EXERCISE DESCRIPTION: Return the records in full, exactly as given.

------------

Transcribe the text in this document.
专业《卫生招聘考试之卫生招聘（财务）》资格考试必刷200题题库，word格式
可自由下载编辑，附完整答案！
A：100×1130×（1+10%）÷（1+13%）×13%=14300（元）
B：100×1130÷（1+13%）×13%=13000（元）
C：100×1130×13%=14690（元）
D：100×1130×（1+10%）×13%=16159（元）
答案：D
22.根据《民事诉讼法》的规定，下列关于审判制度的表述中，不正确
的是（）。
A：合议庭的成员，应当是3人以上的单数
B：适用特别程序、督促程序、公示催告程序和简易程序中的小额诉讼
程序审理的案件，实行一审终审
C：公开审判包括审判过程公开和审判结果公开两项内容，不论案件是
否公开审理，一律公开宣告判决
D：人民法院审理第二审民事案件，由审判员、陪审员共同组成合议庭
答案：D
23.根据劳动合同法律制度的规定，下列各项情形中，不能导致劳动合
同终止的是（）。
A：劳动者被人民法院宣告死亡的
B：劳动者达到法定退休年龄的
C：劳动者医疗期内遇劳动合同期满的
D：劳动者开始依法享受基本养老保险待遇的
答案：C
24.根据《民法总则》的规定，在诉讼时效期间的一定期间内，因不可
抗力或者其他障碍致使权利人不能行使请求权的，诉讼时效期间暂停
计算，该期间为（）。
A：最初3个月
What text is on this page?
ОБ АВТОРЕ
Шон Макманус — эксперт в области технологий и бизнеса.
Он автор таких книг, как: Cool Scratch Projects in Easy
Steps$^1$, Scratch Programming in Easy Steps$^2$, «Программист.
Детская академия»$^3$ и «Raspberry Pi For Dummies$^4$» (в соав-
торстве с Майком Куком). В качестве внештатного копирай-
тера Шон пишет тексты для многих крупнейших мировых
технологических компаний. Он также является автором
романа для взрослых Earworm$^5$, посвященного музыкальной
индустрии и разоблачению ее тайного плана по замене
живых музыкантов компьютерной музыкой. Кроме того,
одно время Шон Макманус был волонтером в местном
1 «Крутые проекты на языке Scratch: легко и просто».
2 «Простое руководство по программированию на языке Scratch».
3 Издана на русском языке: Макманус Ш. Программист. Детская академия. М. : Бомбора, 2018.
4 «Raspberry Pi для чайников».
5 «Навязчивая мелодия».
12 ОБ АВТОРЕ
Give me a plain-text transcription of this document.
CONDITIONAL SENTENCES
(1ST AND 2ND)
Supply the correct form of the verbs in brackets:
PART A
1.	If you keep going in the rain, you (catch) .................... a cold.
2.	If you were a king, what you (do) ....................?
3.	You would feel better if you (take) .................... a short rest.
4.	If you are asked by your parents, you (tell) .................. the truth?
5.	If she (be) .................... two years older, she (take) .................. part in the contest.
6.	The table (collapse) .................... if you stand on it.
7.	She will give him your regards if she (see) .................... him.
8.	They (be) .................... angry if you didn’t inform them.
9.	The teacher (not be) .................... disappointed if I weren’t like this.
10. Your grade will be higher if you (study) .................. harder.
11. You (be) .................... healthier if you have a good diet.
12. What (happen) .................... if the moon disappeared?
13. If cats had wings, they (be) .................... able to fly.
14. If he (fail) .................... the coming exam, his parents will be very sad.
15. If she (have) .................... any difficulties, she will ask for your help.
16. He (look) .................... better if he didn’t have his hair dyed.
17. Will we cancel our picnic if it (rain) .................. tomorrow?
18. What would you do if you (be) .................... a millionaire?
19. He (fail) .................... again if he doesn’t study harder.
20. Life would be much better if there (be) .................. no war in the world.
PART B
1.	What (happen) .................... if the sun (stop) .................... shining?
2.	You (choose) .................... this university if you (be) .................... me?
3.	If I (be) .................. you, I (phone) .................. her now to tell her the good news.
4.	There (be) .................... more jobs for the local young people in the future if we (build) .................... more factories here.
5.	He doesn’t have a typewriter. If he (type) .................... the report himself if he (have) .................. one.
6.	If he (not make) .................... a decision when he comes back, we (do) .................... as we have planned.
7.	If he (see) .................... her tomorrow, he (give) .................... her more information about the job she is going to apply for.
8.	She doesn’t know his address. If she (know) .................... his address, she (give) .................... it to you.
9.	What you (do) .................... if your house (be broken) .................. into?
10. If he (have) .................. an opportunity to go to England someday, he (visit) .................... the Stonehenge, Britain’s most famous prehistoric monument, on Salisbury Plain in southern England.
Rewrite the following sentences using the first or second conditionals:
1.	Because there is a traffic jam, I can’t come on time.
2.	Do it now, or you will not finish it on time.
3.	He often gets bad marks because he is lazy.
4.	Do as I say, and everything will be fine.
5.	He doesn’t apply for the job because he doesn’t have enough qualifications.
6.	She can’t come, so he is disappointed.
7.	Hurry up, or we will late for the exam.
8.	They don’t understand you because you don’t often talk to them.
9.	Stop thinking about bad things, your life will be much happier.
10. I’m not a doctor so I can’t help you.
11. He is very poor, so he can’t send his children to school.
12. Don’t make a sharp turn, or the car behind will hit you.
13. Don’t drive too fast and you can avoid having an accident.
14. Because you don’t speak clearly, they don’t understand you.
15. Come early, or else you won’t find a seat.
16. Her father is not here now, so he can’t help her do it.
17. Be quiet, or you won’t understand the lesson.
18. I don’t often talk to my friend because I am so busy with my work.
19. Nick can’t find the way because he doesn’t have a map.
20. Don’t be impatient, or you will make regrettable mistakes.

------------

RESULT FOR THIS EXERCISE:
Transcribe the text in this document.
专业《卫生招聘考试之卫生招聘（财务）》资格考试必刷200题题库，word格式
可自由下载编辑，附完整答案！
A：100×1130×（1+10%）÷（1+13%）×13%=14300（元）
B：100×1130÷（1+13%）×13%=13000（元）
C：100×1130×13%=14690（元）
D：100×1130×（1+10%）×13%=16159（元）
答案：D
22.根据《民事诉讼法》的规定，下列关于审判制度的表述中，不正确
的是（）。
A：合议庭的成员，应当是3人以上的单数
B：适用特别程序、督促程序、公示催告程序和简易程序中的小额诉讼
程序审理的案件，实行一审终审
C：公开审判包括审判过程公开和审判结果公开两项内容，不论案件是
否公开审理，一律公开宣告判决
D：人民法院审理第二审民事案件，由审判员、陪审员共同组成合议庭
答案：D
23.根据劳动合同法律制度的规定，下列各项情形中，不能导致劳动合
同终止的是（）。
A：劳动者被人民法院宣告死亡的
B：劳动者达到法定退休年龄的
C：劳动者医疗期内遇劳动合同期满的
D：劳动者开始依法享受基本养老保险待遇的
答案：C
24.根据《民法总则》的规定，在诉讼时效期间的一定期间内，因不可
抗力或者其他障碍致使权利人不能行使请求权的，诉讼时效期间暂停
计算，该期间为（）。
A：最初3个月
What text is on this page?
ОБ АВТОРЕ
Шон Макманус — эксперт в области технологий и бизнеса.
Он автор таких книг, как: Cool Scratch Projects in Easy
Steps$^1$, Scratch Programming in Easy Steps$^2$, «Программист.
Детская академия»$^3$ и «Raspberry Pi For Dummies$^4$» (в соав-
торстве с Майком Куком). В качестве внештатного копирай-
тера Шон пишет тексты для многих крупнейших мировых
технологических компаний. Он также является автором
романа для взрослых Earworm$^5$, посвященного музыкальной
индустрии и разоблачению ее тайного плана по замене
живых музыкантов компьютерной музыкой. Кроме того,
одно время Шон Макманус был волонтером в местном
1 «Крутые проекты на языке Scratch: легко и просто».
2 «Простое руководство по программированию на языке Scratch».
3 Издана на русском языке: Макманус Ш. Программист. Детская академия. М. : Бомбора, 2018.
4 «Raspberry Pi для чайников».
5 «Навязчивая мелодия».
12 ОБ АВТОРЕ
Give me a plain-text transcription of this document.
CONDITIONAL SENTENCES
(1ST AND 2ND)
Supply the correct form of the verbs in brackets:
PART A
1.	If you keep going in the rain, you (catch) .................... a cold.
2.	If you were a king, what you (do) ....................?
3.	You would feel better if you (take) .................... a short rest.
4.	If you are asked by your parents, you (tell) .................. the truth?
5.	If she (be) .................... two years older, she (take) .................. part in the contest.
6.	The table (collapse) .................... if you stand on it.
7.	She will give him your regards if she (see) .................... him.
8.	They (be) .................... angry if you didn’t inform them.
9.	The teacher (not be) .................... disappointed if I weren’t like this.
10. Your grade will be higher if you (study) .................. harder.
11. You (be) .................... healthier if you have a good diet.
12. What (happen) .................... if the moon disappeared?
13. If cats had wings, they (be) .................... able to fly.
14. If he (fail) .................... the coming exam, his parents will be very sad.
15. If she (have) .................... any difficulties, she will ask for your help.
16. He (look) .................... better if he didn’t have his hair dyed.
17. Will we cancel our picnic if it (rain) .................. tomorrow?
18. What would you do if you (be) .................... a millionaire?
19. He (fail) .................... again if he doesn’t study harder.
20. Life would be much better if there (be) .................. no war in the world.
PART B
1.	What (happen) .................... if the sun (stop) .................... shining?
2.	You (choose) .................... this university if you (be) .................... me?
3.	If I (be) .................. you, I (phone) .................. her now to tell her the good news.
4.	There (be) .................... more jobs for the local young people in the future if we (build) .................... more factories here.
5.	He doesn’t have a typewriter. If he (type) .................... the report himself if he (have) .................. one.
6.	If he (not make) .................... a decision when he comes back, we (do) .................... as we have planned.
7.	If he (see) .................... her tomorrow, he (give) .................... her more information about the job she is going to apply for.
8.	She doesn’t know his address. If she (know) .................... his address, she (give) .................... it to you.
9.	What you (do) .................... if your house (be broken) .................. into?
10. If he (have) .................. an opportunity to go to England someday, he (visit) .................... the Stonehenge, Britain’s most famous prehistoric monument, on Salisbury Plain in southern England.
Rewrite the following sentences using the first or second conditionals:
1.	Because there is a traffic jam, I can’t come on time.
2.	Do it now, or you will not finish it on time.
3.	He often gets bad marks because he is lazy.
4.	Do as I say, and everything will be fine.
5.	He doesn’t apply for the job because he doesn’t have enough qualifications.
6.	She can’t come, so he is disappointed.
7.	Hurry up, or we will late for the exam.
8.	They don’t understand you because you don’t often talk to them.
9.	Stop thinking about bad things, your life will be much happier.
10. I’m not a doctor so I can’t help you.
11. He is very poor, so he can’t send his children to school.
12. Don’t make a sharp turn, or the car behind will hit you.
13. Don’t drive too fast and you can avoid having an accident.
14. Because you don’t speak clearly, they don’t understand you.
15. Come early, or else you won’t find a seat.
16. Her father is not here now, so he can’t help her do it.
17. Be quiet, or you won’t understand the lesson.
18. I don’t often talk to my friend because I am so busy with my work.
19. Nick can’t find the way because he doesn’t have a map.
20. Don’t be impatient, or you will make regrettable mistakes.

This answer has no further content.